— Extrait retenu —
........

Le Sénat américain pourrait approuver mardi l'oléoduc Keystone XL entre le Canada et les États-Unis lors d'un vote qui se jouera à quelques voix, mais le président, Barack Obama, semblait prêt à opposer son veto en cas d'adoption.

«Je soumets ce texte en sachant dans mon coeur que nous avons 60 voix», a déclaré, optimiste, la sénatrice démocrate de Louisiane Mary Landrieu, qui mène la charge avec le sénateur républicain John Hoeven pour que le Congrès donne unilatéralement son feu vert au projet, soutenu par Ottawa, mais suspendu aux délibérations de l'administration Obama depuis six ans.

Au moins 59 sénateurs (les 45 républicains et 14 démocrates) ont annoncé leur soutien à la proposition de loi et le mystère demeure sur l'identité d'un indispensable soixantième sénateur. Le vote du Sénat est prévu à 17h00 (heure de Montréal).

«Je ne m'attends pas à ce que cela échoue», a déclaré dans une litote le chef des démocrates du Sénat, Harry Reid. D'autres élus se disaient en revanche incapables de prédire l'issue du vote.

La Chambre des représentants a déjà voté en faveur de Keystone XL vendredi. En cas d'adoption par le Sénat, il reviendra à Barack Obama de promulguer la loi ou d'opposer son veto, cette dernière option étant très probable.

«C'est une mesure que le président ne soutient pas, car le président estime que c'est une décision qui revient au département d'État et doit dépendre du processus habituel pour les projets comme celui-ci», a déclaré Josh Earnest, porte-parole de la Maison-Blanche, sans prononcer le mot de veto.

Barack Obama a indiqué à de multiples reprises qu'il souhaitait attendre le résultat d'un recours porté contre le tracé auprès de la justice de l'État du Nebraska, dans le centre du pays, où le futur oléoduc doit aboutir et se connecter au réseau existant.

Pour surmonter un veto présidentiel, chaque chambre du Congrès doit voter aux deux tiers pour sauver la loi, un seuil inatteignable par les partisans de Keystone XL.

Arrière-pensées électorales

L'oléoduc de la société canadienne TransCanada doit permettre d'acheminer du brut depuis les sables bitumineux de l'Alberta, au Canada, jusqu'aux raffineries américaines du Golfe du Mexique, via un nouveau tronçon de 1900 km jusqu'au Nebraska.

TransCanada attend depuis 2008 un feu vert du département d'État, en raison d'études d'impact environnemental et de procédures judiciaires qui s'éternisent.

........

— Données enregistrées —
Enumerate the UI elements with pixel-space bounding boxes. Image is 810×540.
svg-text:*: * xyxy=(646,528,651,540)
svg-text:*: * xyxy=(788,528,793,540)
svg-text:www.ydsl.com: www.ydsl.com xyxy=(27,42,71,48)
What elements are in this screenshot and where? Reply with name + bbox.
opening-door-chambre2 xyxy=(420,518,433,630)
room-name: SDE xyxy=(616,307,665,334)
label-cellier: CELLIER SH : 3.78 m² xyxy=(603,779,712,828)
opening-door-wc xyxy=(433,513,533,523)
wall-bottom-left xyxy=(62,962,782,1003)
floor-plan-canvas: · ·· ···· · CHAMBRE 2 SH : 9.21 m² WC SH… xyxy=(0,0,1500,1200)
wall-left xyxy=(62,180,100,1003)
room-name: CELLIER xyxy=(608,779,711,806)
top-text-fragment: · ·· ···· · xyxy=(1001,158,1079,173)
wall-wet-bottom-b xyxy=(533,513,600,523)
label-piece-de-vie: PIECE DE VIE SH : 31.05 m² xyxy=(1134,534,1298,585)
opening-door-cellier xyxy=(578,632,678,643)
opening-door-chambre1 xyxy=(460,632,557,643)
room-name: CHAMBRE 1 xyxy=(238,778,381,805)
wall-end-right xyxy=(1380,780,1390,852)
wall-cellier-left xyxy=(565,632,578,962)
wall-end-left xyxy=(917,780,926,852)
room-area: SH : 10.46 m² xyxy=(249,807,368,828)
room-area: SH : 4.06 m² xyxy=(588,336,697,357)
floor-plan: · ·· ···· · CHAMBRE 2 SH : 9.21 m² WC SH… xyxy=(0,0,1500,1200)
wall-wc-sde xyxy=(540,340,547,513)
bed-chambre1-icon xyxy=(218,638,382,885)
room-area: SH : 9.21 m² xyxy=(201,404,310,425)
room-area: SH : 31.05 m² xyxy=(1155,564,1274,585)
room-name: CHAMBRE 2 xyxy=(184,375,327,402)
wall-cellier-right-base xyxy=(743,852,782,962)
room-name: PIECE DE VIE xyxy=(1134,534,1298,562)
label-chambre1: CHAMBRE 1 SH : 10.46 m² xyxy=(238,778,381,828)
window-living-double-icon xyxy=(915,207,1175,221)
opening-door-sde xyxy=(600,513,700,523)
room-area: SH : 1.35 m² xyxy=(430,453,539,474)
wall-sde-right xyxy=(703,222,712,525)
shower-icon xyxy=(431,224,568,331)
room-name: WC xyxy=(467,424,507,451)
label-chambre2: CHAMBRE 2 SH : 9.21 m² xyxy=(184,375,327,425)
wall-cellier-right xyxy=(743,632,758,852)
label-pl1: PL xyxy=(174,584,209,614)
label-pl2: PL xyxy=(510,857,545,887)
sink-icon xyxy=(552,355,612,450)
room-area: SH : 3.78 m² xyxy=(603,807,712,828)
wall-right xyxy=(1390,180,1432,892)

........

— Travail demandé —
a: Recopiez le passage de l'article sur l'oléoduc Keystone XL allant de « L'oléoduc de la » jusqu'à « km jusqu'au Nebraska. ».
b: Prolongez l'article consacré à l'oléoduc Keystone XL au-delà de sa dernière phrase.
Les items n'ont ici aucun rôle à jouer.

— Résultats par tâche —
a:
L'oléoduc de la société canadienne TransCanada doit permettre d'acheminer du brut depuis les sables bitumineux de l'Alberta, au Canada, jusqu'aux raffineries américaines du Golfe du Mexique, via un nouveau tronçon de 1900 km jusqu'au Nebraska.

b:
Les républicains sont unanimes à soutenir le projet, synonyme de création d'emplois et d'indépendance énergétique.

Mais le camp démocrate y est majoritairement hostile, en raison des risques de fuites, mais, surtout, car le processus d'extraction des sables bitumineux est plus énergivore que les pétroles traditionnels.

«Attendez une minute», a lancé la démocrate Barbara Boxer, élue de Californie, lors des débats dans l'hémicycle, devant une affiche proclamant que les sables bitumineux étaient synonymes de «malheur». «Est-on vraiment prêts à dire aux Américains que nous voulons donner un coup de main aux sables bitumineux?»

Barack Obama a aussi souligné que le projet de 5,3 milliards de dollars ne créerait pas une manne d'emplois aux États-Unis, à part pendant la durée du chantier, et qu'il ne permettrait pas de faire baisser le prix de l'essence américaine, car, selon lui, le pétrole raffiné sera majoritairement exporté.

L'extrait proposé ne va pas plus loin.